## Begin

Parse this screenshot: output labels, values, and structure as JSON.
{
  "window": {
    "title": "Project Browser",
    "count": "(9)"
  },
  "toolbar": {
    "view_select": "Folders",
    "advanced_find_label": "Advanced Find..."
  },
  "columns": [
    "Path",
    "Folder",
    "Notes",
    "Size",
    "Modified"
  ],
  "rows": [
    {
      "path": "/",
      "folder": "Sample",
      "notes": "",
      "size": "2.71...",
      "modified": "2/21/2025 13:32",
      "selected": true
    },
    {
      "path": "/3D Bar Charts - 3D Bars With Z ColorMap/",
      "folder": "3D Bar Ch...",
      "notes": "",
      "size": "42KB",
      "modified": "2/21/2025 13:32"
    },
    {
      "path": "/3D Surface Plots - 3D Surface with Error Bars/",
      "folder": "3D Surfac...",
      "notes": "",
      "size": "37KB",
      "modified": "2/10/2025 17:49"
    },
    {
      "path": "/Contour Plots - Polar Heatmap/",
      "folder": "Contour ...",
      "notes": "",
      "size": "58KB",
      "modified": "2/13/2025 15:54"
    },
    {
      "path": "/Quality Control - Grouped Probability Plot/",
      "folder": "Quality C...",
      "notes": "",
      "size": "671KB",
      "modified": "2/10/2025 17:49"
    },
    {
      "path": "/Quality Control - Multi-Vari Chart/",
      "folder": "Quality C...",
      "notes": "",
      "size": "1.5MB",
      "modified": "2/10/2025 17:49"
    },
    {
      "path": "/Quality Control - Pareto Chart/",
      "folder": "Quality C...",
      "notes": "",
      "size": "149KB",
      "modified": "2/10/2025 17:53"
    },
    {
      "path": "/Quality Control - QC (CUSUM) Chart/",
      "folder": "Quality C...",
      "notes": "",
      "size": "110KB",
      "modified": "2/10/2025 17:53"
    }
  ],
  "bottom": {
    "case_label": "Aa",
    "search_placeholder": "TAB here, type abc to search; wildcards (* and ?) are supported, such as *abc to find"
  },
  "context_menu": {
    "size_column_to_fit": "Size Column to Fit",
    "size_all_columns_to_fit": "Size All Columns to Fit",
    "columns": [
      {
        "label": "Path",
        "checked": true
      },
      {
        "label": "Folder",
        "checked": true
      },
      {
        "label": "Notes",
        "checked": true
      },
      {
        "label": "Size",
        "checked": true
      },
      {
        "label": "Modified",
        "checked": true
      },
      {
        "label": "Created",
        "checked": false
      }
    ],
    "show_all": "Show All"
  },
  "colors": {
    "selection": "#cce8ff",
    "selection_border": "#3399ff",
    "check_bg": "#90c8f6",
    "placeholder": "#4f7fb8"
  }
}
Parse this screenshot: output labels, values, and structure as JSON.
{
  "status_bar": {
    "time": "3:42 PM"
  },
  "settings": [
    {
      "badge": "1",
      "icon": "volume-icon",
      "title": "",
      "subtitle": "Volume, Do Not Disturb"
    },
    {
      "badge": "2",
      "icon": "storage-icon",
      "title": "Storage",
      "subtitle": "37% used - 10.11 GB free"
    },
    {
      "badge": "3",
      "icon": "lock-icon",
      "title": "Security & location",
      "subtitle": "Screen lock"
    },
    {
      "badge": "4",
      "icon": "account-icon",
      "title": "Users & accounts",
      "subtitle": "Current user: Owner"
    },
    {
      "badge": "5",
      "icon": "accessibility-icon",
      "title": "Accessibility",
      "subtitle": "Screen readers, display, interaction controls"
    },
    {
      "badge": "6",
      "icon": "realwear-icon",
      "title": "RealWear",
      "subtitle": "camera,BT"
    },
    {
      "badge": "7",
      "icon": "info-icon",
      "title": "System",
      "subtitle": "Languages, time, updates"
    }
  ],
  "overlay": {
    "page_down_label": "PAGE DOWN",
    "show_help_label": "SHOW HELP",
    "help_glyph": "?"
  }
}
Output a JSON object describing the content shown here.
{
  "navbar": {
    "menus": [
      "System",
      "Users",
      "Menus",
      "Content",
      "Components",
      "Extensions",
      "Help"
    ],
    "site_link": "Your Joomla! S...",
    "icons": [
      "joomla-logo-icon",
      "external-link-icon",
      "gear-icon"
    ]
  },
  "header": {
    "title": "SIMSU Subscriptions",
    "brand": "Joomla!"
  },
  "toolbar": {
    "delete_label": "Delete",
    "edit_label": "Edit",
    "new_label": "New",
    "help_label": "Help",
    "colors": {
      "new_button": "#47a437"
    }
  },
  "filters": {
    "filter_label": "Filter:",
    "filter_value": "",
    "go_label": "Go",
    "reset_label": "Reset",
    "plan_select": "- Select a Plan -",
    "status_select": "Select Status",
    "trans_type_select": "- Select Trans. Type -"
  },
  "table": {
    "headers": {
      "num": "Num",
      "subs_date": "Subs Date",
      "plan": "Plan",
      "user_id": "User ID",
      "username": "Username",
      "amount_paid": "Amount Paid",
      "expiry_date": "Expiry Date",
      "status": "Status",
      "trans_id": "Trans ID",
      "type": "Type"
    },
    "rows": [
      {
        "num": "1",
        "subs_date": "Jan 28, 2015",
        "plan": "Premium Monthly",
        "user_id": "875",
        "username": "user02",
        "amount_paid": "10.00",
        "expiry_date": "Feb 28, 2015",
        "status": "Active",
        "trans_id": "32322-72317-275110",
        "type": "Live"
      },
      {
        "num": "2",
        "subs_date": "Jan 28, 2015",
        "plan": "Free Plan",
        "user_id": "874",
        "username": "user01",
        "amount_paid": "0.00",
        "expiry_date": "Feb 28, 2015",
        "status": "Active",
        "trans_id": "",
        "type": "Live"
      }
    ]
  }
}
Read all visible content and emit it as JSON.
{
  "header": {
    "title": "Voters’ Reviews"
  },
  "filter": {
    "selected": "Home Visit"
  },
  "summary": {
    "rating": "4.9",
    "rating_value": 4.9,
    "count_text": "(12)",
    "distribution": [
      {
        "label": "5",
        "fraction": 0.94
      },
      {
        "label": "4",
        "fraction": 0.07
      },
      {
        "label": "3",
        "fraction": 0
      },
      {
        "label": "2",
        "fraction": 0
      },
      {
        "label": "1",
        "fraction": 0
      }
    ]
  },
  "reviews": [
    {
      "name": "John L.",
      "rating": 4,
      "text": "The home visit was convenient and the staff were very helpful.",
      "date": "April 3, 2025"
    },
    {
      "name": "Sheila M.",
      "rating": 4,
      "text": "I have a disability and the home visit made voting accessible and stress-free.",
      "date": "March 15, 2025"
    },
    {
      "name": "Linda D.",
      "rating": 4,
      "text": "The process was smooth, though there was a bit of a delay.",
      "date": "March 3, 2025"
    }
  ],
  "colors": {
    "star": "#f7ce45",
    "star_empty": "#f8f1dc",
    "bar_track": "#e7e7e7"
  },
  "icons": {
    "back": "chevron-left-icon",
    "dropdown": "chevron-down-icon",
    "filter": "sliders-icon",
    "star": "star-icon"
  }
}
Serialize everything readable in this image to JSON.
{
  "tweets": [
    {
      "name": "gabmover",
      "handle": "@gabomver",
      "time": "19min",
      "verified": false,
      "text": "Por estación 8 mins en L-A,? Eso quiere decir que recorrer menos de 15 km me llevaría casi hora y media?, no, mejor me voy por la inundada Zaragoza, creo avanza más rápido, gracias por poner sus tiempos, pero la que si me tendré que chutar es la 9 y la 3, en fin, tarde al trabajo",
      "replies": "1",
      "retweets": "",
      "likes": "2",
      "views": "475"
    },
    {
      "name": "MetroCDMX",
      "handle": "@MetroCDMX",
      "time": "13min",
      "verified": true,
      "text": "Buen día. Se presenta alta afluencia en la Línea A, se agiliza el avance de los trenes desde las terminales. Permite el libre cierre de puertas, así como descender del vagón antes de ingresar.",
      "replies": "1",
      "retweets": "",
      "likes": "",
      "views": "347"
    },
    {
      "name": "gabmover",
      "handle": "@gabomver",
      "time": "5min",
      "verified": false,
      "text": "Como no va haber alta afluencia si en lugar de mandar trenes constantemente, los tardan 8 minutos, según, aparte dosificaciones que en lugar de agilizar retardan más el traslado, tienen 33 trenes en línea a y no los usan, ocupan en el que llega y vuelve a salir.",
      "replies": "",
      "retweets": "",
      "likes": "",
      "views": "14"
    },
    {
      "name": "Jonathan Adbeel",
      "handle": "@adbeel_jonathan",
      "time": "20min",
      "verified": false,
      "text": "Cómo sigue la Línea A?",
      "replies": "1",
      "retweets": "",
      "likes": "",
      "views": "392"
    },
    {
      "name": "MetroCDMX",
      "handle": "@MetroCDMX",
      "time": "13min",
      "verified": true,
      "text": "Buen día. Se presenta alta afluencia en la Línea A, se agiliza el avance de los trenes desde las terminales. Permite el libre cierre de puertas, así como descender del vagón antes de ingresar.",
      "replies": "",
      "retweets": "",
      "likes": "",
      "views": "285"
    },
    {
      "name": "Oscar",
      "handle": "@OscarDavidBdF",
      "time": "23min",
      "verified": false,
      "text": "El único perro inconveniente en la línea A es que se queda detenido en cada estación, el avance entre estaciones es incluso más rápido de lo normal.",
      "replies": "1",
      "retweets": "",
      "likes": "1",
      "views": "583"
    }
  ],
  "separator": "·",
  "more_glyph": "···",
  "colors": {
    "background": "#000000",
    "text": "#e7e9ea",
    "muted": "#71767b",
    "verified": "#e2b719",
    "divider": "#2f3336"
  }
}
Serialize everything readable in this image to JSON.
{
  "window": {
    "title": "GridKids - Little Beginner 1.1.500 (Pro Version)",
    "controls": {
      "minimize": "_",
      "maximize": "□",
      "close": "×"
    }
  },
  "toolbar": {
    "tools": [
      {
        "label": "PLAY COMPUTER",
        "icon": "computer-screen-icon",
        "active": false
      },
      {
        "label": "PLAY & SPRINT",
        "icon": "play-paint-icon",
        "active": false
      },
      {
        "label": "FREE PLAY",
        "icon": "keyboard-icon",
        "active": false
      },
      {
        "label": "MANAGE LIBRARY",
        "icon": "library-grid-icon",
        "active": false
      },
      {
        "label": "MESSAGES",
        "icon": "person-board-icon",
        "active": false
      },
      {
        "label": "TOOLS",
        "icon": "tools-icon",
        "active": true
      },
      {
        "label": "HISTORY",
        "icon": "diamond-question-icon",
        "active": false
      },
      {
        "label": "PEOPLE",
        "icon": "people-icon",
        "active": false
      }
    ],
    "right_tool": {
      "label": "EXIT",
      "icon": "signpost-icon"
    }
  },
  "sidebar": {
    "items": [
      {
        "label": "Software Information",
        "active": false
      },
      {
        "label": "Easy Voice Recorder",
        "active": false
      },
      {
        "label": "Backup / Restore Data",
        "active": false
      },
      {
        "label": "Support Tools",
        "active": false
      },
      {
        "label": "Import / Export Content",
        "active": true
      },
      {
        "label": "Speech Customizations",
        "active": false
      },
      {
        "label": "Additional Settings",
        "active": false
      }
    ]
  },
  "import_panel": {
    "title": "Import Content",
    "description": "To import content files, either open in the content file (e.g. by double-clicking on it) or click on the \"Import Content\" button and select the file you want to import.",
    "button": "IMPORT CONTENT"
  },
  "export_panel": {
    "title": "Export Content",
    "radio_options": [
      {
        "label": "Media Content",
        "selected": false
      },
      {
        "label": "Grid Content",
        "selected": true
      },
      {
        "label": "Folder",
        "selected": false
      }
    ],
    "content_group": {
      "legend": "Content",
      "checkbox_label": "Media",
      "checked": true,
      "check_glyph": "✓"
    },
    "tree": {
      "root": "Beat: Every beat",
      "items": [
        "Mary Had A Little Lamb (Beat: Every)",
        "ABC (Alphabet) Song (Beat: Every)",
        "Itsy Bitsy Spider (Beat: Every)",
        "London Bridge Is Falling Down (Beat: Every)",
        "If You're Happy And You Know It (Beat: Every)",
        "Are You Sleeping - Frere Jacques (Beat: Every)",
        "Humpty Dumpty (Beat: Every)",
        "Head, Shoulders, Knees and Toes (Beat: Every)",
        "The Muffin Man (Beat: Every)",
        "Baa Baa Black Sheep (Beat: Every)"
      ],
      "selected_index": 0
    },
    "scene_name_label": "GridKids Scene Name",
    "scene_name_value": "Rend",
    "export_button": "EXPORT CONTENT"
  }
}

## End

What the task requires: From the records, copy every line that has the string "username" in it.

The completed task:
      "username": "Username",
        "username": "user02",
        "username": "user01",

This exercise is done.